_Given exercise:_ An exact copy of every record is needed.

Stored data
__________________________________________________

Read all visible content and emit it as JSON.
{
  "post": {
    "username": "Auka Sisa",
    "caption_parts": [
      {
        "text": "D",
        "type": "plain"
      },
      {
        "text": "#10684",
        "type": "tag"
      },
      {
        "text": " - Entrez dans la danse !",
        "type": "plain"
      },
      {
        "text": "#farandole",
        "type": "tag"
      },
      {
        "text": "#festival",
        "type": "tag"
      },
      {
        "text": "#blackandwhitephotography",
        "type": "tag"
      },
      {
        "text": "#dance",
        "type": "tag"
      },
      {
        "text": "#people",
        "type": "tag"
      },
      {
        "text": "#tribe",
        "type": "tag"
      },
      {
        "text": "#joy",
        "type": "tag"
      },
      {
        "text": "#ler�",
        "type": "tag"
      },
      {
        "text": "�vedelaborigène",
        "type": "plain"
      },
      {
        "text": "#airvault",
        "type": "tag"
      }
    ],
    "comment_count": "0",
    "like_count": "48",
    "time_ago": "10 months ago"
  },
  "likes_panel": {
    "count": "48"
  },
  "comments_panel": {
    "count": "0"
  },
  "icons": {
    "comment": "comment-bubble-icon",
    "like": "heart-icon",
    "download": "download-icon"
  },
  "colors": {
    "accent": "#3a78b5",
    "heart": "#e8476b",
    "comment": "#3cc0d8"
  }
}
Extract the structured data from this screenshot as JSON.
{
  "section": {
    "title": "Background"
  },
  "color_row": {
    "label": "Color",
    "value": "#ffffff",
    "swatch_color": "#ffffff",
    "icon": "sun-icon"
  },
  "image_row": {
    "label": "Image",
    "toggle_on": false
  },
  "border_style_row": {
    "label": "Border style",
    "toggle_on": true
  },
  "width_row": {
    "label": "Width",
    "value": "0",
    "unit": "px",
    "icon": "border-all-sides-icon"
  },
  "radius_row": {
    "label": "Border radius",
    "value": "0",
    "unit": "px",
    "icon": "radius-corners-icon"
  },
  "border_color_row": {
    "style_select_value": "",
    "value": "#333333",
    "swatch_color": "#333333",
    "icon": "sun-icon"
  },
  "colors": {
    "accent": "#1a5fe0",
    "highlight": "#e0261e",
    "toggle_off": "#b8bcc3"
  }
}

__________________________________________________

_Full output:_
Read all visible content and emit it as JSON.
{
  "post": {
    "username": "Auka Sisa",
    "caption_parts": [
      {
        "text": "D",
        "type": "plain"
      },
      {
        "text": "#10684",
        "type": "tag"
      },
      {
        "text": " - Entrez dans la danse !",
        "type": "plain"
      },
      {
        "text": "#farandole",
        "type": "tag"
      },
      {
        "text": "#festival",
        "type": "tag"
      },
      {
        "text": "#blackandwhitephotography",
        "type": "tag"
      },
      {
        "text": "#dance",
        "type": "tag"
      },
      {
        "text": "#people",
        "type": "tag"
      },
      {
        "text": "#tribe",
        "type": "tag"
      },
      {
        "text": "#joy",
        "type": "tag"
      },
      {
        "text": "#ler�",
        "type": "tag"
      },
      {
        "text": "�vedelaborigène",
        "type": "plain"
      },
      {
        "text": "#airvault",
        "type": "tag"
      }
    ],
    "comment_count": "0",
    "like_count": "48",
    "time_ago": "10 months ago"
  },
  "likes_panel": {
    "count": "48"
  },
  "comments_panel": {
    "count": "0"
  },
  "icons": {
    "comment": "comment-bubble-icon",
    "like": "heart-icon",
    "download": "download-icon"
  },
  "colors": {
    "accent": "#3a78b5",
    "heart": "#e8476b",
    "comment": "#3cc0d8"
  }
}
Extract the structured data from this screenshot as JSON.
{
  "section": {
    "title": "Background"
  },
  "color_row": {
    "label": "Color",
    "value": "#ffffff",
    "swatch_color": "#ffffff",
    "icon": "sun-icon"
  },
  "image_row": {
    "label": "Image",
    "toggle_on": false
  },
  "border_style_row": {
    "label": "Border style",
    "toggle_on": true
  },
  "width_row": {
    "label": "Width",
    "value": "0",
    "unit": "px",
    "icon": "border-all-sides-icon"
  },
  "radius_row": {
    "label": "Border radius",
    "value": "0",
    "unit": "px",
    "icon": "radius-corners-icon"
  },
  "border_color_row": {
    "style_select_value": "",
    "value": "#333333",
    "swatch_color": "#333333",
    "icon": "sun-icon"
  },
  "colors": {
    "accent": "#1a5fe0",
    "highlight": "#e0261e",
    "toggle_off": "#b8bcc3"
  }
}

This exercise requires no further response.